Figure record listings:
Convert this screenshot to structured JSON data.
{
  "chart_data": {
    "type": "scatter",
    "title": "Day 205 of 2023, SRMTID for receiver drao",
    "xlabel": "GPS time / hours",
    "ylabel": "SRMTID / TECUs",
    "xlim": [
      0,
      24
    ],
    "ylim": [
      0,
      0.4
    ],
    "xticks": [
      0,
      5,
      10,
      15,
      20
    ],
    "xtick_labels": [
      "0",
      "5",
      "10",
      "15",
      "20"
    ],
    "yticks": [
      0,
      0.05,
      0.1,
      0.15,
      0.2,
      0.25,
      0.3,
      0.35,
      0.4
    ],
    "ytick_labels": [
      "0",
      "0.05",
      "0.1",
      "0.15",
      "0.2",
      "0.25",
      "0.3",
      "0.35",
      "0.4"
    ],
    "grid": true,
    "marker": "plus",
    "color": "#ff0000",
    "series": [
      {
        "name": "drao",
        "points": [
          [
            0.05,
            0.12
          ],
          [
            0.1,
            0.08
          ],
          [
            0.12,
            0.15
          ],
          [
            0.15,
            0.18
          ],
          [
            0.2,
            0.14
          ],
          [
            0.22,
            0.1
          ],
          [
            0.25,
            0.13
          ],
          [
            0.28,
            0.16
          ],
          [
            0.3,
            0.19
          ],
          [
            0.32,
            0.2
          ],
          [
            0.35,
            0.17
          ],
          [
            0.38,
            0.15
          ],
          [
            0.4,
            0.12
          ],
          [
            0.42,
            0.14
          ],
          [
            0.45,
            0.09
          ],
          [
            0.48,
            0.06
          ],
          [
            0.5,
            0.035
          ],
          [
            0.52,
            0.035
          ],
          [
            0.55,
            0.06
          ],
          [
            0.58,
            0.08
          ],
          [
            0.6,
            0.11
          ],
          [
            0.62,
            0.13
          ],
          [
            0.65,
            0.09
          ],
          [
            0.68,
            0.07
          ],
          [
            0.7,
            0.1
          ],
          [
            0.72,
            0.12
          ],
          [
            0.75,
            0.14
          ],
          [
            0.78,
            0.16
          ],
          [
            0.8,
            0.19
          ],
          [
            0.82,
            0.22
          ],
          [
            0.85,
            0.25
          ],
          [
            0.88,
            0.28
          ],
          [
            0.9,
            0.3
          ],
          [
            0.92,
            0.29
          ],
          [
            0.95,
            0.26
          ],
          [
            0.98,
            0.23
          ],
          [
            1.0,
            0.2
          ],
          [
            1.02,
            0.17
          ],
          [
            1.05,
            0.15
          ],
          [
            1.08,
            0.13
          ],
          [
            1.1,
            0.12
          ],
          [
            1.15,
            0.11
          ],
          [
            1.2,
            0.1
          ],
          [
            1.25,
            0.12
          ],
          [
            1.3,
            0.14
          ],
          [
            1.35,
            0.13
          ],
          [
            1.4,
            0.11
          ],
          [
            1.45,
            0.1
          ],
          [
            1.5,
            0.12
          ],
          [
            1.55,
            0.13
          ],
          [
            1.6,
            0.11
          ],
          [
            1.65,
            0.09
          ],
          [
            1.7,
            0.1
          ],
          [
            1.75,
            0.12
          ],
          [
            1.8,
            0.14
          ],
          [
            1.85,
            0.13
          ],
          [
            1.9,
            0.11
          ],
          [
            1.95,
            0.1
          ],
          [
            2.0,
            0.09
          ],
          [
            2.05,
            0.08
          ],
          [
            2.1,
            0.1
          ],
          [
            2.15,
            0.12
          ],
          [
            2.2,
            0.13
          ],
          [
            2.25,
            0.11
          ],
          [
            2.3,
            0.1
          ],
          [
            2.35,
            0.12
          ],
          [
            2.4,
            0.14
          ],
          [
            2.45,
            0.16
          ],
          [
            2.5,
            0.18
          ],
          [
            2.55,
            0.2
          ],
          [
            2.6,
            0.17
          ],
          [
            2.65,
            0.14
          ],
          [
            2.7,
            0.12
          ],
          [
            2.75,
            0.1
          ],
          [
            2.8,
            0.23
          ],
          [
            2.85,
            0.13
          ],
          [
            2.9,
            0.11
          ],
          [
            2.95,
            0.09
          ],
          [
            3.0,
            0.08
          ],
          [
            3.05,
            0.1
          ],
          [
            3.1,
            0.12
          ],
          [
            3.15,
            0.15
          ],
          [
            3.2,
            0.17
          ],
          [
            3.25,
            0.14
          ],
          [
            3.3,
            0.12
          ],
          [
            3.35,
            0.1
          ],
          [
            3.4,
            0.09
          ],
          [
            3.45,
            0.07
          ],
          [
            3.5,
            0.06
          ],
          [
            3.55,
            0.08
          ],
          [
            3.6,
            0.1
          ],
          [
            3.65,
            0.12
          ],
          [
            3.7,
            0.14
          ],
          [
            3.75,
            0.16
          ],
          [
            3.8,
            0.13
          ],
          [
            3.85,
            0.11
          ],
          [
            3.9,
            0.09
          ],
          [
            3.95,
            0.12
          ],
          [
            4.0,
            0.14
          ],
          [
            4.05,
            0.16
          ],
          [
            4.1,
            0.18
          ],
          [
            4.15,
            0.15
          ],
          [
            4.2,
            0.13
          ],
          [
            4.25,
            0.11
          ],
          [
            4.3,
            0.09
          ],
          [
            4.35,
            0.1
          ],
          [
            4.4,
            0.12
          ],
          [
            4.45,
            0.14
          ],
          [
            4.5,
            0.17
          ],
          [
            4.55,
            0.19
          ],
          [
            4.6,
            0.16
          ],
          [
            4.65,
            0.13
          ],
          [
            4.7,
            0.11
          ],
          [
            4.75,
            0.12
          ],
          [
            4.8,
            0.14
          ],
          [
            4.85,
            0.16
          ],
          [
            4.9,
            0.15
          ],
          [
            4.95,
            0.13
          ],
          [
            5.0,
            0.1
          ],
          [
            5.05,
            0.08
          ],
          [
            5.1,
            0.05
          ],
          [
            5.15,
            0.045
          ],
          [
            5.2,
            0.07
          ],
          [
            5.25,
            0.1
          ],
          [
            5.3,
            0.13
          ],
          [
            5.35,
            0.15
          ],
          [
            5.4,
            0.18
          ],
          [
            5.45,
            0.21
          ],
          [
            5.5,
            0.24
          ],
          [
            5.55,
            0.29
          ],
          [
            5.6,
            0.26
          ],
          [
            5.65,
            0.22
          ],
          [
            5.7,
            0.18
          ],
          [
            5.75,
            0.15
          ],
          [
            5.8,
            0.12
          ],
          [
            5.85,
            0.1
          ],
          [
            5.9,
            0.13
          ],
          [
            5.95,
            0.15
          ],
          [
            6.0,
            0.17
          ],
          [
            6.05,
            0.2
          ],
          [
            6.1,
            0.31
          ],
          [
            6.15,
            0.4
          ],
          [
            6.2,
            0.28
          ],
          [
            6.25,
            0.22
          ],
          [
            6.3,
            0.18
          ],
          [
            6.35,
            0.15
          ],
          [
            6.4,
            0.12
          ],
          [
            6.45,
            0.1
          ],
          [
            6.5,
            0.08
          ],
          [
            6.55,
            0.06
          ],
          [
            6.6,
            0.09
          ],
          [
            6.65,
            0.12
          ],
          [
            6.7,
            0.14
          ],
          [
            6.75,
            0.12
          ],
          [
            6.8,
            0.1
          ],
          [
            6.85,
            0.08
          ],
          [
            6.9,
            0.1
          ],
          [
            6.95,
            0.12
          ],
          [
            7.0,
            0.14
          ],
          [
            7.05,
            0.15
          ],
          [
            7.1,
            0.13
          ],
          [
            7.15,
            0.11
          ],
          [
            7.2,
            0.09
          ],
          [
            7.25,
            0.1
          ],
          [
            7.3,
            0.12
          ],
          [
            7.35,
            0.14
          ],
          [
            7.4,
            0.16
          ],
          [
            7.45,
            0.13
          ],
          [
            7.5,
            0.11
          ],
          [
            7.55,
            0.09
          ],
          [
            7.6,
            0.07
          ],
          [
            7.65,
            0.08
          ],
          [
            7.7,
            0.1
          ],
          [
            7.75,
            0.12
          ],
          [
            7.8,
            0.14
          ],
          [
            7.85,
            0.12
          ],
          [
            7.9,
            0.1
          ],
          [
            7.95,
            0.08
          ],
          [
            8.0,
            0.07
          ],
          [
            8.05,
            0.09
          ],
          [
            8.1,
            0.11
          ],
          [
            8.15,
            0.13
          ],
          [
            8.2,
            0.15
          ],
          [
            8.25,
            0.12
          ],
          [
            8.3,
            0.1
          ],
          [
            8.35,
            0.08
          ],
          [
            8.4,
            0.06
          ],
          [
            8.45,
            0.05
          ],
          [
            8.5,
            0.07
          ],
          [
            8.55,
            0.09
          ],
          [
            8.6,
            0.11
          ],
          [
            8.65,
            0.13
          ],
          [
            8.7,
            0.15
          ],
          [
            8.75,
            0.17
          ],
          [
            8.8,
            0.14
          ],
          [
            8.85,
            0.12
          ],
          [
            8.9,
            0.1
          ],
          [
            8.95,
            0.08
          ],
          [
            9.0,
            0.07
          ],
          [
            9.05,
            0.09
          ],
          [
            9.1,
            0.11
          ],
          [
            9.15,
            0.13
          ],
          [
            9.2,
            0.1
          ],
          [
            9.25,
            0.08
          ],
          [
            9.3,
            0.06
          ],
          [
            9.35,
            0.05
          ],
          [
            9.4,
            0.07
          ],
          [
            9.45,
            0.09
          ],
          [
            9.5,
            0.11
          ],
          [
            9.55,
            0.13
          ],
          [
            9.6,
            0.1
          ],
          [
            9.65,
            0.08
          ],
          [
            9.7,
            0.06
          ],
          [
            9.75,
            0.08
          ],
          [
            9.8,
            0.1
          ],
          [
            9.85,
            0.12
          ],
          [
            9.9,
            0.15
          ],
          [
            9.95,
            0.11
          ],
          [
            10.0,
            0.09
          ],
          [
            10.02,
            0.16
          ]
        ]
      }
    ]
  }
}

WHAT NEEDS TO BE DONE: How many lines in these records hold the string "drao"? Reply with the number alone.

RESPONSE BELOW: 2